• [AIM OF THE EXERCISE]: Which lines contain the string "JSON"? Please list every one of them.

• [Stored data]:
[Begin]

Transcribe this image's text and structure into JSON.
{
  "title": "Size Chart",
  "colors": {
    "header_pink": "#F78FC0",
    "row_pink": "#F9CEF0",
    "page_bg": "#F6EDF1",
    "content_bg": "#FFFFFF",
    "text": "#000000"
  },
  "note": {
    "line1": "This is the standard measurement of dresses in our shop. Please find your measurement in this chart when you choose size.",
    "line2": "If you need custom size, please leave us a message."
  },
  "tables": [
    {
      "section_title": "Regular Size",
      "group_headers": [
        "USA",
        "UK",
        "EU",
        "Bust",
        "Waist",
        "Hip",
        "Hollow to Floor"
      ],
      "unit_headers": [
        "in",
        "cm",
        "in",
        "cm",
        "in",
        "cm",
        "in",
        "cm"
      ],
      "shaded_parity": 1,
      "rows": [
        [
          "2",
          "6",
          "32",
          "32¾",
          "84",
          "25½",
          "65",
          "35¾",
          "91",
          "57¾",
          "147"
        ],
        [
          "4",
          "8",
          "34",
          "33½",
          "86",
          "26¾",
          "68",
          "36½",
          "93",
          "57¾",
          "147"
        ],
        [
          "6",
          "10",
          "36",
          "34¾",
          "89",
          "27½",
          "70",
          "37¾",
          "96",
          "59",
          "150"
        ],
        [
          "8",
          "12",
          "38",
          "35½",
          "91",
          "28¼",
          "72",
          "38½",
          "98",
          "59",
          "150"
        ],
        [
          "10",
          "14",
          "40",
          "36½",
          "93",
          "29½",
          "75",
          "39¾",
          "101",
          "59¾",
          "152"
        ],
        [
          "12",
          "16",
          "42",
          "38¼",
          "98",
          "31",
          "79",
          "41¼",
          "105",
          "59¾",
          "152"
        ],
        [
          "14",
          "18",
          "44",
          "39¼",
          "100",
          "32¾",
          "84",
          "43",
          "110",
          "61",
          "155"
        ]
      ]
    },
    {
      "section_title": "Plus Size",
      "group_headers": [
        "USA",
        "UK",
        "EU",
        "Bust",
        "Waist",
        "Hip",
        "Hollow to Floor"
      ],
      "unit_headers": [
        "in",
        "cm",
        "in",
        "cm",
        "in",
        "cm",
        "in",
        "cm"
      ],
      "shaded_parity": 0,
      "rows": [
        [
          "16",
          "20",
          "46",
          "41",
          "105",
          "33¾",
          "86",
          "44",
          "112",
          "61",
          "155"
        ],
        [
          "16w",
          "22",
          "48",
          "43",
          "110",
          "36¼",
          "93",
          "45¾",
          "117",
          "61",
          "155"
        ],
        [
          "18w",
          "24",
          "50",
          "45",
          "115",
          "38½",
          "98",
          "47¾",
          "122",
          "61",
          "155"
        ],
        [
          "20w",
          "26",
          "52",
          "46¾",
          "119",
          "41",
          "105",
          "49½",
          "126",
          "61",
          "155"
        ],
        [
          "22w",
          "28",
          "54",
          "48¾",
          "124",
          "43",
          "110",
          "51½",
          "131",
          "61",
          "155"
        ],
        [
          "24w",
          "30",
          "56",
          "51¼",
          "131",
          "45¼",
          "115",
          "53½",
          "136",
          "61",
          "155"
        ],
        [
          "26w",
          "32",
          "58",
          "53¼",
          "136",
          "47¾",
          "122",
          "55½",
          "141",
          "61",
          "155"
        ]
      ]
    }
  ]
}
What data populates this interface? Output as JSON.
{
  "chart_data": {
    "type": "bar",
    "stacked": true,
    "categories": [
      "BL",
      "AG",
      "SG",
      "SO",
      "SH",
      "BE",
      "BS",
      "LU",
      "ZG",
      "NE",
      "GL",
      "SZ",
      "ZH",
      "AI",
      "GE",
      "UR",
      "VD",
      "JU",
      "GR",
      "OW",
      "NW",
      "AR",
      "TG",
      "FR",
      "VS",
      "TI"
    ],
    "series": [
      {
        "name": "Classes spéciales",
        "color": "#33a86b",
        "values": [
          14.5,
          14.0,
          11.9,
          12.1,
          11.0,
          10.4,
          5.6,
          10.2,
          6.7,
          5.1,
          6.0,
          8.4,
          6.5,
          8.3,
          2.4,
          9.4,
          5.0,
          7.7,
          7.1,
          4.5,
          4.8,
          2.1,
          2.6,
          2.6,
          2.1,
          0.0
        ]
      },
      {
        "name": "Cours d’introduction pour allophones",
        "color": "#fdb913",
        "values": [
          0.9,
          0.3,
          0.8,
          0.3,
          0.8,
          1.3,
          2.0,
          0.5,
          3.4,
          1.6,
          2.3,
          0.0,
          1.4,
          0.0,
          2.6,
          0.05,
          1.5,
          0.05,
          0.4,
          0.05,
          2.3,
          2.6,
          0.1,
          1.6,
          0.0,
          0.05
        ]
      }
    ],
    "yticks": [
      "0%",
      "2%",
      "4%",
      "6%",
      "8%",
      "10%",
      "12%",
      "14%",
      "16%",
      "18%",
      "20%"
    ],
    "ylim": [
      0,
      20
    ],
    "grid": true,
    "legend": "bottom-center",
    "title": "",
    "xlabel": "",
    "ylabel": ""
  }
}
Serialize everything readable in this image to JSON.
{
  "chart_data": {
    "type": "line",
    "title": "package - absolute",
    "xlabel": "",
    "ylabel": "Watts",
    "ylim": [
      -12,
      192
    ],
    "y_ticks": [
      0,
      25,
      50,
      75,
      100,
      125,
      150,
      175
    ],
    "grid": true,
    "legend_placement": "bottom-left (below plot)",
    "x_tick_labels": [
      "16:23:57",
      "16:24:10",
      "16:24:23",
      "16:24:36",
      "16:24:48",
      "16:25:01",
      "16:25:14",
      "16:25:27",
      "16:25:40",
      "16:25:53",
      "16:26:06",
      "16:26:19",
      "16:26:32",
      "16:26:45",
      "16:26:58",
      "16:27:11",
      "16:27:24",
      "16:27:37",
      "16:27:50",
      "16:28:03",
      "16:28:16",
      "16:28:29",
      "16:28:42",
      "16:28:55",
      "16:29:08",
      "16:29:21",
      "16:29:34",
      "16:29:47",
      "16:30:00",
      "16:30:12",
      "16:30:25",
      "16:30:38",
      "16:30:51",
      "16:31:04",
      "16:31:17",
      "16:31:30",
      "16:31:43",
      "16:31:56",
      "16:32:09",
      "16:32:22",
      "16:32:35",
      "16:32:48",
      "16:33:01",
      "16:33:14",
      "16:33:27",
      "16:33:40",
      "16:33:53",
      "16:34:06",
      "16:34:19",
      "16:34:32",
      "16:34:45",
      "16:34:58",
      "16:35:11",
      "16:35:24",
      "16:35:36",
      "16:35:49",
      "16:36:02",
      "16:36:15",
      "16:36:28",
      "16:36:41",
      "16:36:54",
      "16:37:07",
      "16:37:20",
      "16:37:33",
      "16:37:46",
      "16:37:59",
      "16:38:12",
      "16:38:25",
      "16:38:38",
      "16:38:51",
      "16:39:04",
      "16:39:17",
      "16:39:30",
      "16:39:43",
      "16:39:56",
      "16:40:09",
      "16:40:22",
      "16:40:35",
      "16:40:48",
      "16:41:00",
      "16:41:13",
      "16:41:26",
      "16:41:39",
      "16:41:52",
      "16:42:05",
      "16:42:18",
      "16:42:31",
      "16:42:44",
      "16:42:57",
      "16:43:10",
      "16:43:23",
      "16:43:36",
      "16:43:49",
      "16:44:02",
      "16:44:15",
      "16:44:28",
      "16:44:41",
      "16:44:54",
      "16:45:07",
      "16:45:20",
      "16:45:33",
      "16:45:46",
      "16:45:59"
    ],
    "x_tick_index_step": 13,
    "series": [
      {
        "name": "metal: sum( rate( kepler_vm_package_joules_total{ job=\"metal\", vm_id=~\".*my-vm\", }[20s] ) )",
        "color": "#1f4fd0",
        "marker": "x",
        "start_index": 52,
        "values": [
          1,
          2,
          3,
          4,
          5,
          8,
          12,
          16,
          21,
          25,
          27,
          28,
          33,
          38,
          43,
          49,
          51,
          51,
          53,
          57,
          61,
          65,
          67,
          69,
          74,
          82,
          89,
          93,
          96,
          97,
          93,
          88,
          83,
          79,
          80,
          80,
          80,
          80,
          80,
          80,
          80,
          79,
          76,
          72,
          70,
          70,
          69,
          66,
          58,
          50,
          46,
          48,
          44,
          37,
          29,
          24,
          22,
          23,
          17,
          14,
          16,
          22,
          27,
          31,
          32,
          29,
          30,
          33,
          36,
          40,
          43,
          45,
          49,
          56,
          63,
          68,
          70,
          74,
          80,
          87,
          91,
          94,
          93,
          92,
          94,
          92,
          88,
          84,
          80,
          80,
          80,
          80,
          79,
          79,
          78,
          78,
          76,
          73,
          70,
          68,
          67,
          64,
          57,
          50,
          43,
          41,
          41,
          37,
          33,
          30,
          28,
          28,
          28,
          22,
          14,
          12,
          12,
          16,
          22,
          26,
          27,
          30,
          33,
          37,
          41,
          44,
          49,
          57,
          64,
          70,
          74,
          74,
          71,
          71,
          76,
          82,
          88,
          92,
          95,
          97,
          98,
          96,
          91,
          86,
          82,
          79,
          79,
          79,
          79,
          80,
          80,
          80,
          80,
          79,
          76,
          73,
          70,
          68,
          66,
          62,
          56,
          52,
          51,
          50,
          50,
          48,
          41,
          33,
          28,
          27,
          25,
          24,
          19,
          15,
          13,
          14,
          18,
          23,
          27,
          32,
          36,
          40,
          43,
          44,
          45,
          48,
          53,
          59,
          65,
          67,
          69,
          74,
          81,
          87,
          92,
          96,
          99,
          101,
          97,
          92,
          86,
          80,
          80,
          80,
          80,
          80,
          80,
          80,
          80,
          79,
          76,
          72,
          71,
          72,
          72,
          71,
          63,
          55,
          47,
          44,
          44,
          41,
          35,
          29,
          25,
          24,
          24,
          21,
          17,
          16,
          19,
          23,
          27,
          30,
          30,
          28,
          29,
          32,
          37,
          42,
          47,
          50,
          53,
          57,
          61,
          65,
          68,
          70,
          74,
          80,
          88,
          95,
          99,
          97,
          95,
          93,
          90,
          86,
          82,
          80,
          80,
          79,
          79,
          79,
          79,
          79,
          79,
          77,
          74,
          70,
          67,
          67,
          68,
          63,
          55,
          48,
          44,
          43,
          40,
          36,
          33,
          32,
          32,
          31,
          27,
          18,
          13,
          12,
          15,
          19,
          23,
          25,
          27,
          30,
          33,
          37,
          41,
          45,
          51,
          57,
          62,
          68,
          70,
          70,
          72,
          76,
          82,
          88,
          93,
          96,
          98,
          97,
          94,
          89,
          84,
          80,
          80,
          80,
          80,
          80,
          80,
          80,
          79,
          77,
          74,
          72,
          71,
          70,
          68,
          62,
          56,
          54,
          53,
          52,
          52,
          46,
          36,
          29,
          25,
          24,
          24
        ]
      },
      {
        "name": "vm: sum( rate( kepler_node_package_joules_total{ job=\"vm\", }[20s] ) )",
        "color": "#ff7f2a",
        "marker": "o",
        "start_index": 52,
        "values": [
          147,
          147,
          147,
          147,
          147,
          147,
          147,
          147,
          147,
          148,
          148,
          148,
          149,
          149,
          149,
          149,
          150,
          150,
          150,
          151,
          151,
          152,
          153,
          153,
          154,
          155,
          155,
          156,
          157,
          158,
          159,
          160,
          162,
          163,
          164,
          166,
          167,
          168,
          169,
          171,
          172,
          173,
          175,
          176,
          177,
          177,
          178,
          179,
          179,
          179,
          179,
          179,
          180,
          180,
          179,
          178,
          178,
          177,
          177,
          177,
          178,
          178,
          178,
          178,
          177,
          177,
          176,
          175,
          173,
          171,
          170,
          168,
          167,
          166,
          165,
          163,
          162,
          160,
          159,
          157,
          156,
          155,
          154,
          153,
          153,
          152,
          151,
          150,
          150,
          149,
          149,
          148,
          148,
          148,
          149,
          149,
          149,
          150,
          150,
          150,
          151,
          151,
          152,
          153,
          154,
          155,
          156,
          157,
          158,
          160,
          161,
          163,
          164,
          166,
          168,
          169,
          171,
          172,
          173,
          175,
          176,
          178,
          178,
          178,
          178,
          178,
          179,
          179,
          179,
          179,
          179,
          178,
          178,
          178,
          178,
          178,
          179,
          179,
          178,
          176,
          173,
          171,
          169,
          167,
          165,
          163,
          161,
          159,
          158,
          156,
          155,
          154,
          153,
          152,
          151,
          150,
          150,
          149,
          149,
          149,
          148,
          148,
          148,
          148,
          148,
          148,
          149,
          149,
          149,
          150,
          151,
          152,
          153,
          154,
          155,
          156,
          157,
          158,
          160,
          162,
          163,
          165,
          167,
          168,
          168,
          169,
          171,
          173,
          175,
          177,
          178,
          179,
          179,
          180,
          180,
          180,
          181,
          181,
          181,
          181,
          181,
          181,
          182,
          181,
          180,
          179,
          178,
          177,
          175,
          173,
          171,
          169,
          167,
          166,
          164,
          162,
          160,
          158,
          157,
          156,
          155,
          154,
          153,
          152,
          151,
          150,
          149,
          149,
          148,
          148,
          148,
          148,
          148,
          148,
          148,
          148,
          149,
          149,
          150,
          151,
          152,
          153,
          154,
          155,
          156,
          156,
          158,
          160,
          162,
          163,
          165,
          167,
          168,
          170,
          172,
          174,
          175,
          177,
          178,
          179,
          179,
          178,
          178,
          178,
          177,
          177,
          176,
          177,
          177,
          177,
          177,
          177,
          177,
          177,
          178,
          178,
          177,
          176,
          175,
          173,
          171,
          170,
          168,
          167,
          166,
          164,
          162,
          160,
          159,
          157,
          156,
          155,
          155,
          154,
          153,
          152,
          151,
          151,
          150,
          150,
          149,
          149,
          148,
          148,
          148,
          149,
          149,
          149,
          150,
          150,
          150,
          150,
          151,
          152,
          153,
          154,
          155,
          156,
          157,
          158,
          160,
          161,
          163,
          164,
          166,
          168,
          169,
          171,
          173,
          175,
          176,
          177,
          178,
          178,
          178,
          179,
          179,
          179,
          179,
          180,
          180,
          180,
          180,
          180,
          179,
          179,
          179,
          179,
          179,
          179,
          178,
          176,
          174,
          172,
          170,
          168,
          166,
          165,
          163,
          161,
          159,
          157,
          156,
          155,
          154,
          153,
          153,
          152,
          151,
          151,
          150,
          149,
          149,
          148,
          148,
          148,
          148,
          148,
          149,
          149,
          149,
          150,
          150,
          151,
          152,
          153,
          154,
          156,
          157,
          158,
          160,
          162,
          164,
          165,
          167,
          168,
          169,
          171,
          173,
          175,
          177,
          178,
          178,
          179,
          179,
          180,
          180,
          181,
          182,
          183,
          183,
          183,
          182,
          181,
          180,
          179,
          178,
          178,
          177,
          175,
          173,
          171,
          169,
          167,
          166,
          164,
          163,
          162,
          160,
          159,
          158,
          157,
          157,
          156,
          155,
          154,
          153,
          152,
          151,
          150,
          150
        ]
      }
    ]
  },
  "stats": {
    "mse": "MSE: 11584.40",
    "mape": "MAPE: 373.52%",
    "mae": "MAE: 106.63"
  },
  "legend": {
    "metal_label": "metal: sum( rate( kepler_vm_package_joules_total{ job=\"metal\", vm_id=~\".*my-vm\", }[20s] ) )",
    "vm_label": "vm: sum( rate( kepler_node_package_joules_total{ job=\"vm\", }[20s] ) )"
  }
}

[End]

• [THE REPLY]:
Transcribe this image's text and structure into JSON.
What data populates this interface? Output as JSON.
Serialize everything readable in this image to JSON.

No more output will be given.